### DATASET
_ _ _ _ _

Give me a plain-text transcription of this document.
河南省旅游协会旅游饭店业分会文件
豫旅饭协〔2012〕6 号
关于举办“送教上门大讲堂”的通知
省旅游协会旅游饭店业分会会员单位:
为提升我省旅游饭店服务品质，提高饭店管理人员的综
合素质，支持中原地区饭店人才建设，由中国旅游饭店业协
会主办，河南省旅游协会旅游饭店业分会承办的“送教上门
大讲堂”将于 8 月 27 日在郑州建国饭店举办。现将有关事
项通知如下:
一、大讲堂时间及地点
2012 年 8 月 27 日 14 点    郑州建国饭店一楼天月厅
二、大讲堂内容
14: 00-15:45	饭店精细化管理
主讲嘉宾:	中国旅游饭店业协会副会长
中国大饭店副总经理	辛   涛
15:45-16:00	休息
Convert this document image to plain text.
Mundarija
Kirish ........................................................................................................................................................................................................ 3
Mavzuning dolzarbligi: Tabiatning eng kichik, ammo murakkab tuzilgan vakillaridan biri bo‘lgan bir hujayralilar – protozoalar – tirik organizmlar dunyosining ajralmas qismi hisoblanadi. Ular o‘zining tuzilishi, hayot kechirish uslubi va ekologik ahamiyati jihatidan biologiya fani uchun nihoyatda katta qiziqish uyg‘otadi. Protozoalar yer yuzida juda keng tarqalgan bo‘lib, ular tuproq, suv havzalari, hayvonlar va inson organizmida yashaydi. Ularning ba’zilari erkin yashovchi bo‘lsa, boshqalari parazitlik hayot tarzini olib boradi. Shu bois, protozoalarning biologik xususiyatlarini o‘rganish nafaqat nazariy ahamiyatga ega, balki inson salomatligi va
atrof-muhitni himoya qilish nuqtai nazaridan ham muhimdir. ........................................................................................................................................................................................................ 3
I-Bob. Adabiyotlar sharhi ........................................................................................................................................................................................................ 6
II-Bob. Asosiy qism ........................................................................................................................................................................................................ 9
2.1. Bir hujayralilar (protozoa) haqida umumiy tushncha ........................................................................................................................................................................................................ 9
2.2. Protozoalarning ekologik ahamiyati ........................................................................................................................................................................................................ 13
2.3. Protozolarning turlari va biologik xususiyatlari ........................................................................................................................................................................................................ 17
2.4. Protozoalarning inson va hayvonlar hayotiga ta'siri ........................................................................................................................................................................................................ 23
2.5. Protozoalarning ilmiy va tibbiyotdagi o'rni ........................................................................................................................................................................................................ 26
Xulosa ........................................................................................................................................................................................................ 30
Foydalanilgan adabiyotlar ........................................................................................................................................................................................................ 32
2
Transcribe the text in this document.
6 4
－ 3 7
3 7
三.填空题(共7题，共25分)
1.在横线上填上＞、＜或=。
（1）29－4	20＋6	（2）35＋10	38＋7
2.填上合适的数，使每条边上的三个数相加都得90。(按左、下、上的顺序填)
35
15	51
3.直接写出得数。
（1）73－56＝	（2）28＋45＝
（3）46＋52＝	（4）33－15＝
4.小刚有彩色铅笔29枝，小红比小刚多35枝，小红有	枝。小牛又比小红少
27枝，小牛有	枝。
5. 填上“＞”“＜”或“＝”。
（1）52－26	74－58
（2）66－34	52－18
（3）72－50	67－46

_ _ _ _ _

### CHALLENGE
Give only the number of lines in the material above where the string "text" appears.

### EXPECTED OUTPUT
3